DIRECTIVE: Write out the whole of the material exactly.

EXERCISE INPUTS:
————

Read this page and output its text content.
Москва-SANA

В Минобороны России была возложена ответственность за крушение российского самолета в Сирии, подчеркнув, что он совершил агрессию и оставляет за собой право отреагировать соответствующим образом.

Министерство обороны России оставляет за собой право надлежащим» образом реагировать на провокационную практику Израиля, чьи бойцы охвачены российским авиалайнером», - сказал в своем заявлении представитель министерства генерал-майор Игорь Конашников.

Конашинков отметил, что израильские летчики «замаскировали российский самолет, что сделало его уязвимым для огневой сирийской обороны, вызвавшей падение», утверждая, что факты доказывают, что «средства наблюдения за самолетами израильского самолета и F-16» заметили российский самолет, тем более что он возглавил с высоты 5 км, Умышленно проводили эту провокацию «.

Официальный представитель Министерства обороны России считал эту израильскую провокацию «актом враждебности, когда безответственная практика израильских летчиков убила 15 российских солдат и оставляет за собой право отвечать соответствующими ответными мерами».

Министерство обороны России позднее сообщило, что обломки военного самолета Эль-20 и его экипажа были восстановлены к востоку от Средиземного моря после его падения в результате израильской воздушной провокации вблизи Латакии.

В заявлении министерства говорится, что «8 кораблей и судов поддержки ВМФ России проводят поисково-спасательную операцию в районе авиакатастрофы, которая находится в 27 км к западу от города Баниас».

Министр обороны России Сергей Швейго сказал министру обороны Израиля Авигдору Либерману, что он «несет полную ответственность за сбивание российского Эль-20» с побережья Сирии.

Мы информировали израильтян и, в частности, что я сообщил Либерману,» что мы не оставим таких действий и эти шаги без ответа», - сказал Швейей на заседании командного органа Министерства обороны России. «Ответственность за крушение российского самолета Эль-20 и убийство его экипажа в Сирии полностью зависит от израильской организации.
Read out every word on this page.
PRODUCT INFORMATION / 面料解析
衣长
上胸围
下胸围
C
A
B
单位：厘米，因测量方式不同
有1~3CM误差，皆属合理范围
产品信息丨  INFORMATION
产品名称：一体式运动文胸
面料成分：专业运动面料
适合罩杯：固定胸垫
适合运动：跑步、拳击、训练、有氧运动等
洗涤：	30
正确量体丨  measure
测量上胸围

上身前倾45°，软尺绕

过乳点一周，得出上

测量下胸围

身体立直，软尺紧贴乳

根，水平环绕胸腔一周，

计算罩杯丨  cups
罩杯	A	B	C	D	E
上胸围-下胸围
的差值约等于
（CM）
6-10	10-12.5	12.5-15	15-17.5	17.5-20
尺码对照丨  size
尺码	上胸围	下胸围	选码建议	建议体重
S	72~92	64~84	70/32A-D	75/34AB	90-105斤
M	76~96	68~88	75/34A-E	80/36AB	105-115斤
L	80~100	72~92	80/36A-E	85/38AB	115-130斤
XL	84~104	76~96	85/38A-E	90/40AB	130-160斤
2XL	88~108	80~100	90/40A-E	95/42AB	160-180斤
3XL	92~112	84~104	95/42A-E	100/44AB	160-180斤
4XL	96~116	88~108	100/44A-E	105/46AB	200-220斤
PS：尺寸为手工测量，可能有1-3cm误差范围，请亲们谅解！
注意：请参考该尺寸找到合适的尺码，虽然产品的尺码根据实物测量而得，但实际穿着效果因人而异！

————

EXPECTED OUTPUT:
Read this page and output its text content.
Москва-SANA

В Минобороны России была возложена ответственность за крушение российского самолета в Сирии, подчеркнув, что он совершил агрессию и оставляет за собой право отреагировать соответствующим образом.

Министерство обороны России оставляет за собой право надлежащим» образом реагировать на провокационную практику Израиля, чьи бойцы охвачены российским авиалайнером», - сказал в своем заявлении представитель министерства генерал-майор Игорь Конашников.

Конашинков отметил, что израильские летчики «замаскировали российский самолет, что сделало его уязвимым для огневой сирийской обороны, вызвавшей падение», утверждая, что факты доказывают, что «средства наблюдения за самолетами израильского самолета и F-16» заметили российский самолет, тем более что он возглавил с высоты 5 км, Умышленно проводили эту провокацию «.

Официальный представитель Министерства обороны России считал эту израильскую провокацию «актом враждебности, когда безответственная практика израильских летчиков убила 15 российских солдат и оставляет за собой право отвечать соответствующими ответными мерами».

Министерство обороны России позднее сообщило, что обломки военного самолета Эль-20 и его экипажа были восстановлены к востоку от Средиземного моря после его падения в результате израильской воздушной провокации вблизи Латакии.

В заявлении министерства говорится, что «8 кораблей и судов поддержки ВМФ России проводят поисково-спасательную операцию в районе авиакатастрофы, которая находится в 27 км к западу от города Баниас».

Министр обороны России Сергей Швейго сказал министру обороны Израиля Авигдору Либерману, что он «несет полную ответственность за сбивание российского Эль-20» с побережья Сирии.

Мы информировали израильтян и, в частности, что я сообщил Либерману,» что мы не оставим таких действий и эти шаги без ответа», - сказал Швейей на заседании командного органа Министерства обороны России. «Ответственность за крушение российского самолета Эль-20 и убийство его экипажа в Сирии полностью зависит от израильской организации.
Read out every word on this page.
PRODUCT INFORMATION / 面料解析
衣长
上胸围
下胸围
C
A
B
单位：厘米，因测量方式不同
有1~3CM误差，皆属合理范围
产品信息丨  INFORMATION
产品名称：一体式运动文胸
面料成分：专业运动面料
适合罩杯：固定胸垫
适合运动：跑步、拳击、训练、有氧运动等
洗涤：	30
正确量体丨  measure
测量上胸围

上身前倾45°，软尺绕

过乳点一周，得出上

测量下胸围

身体立直，软尺紧贴乳

根，水平环绕胸腔一周，

计算罩杯丨  cups
罩杯	A	B	C	D	E
上胸围-下胸围
的差值约等于
（CM）
6-10	10-12.5	12.5-15	15-17.5	17.5-20
尺码对照丨  size
尺码	上胸围	下胸围	选码建议	建议体重
S	72~92	64~84	70/32A-D	75/34AB	90-105斤
M	76~96	68~88	75/34A-E	80/36AB	105-115斤
L	80~100	72~92	80/36A-E	85/38AB	115-130斤
XL	84~104	76~96	85/38A-E	90/40AB	130-160斤
2XL	88~108	80~100	90/40A-E	95/42AB	160-180斤
3XL	92~112	84~104	95/42A-E	100/44AB	160-180斤
4XL	96~116	88~108	100/44A-E	105/46AB	200-220斤
PS：尺寸为手工测量，可能有1-3cm误差范围，请亲们谅解！
注意：请参考该尺寸找到合适的尺码，虽然产品的尺码根据实物测量而得，但实际穿着效果因人而异！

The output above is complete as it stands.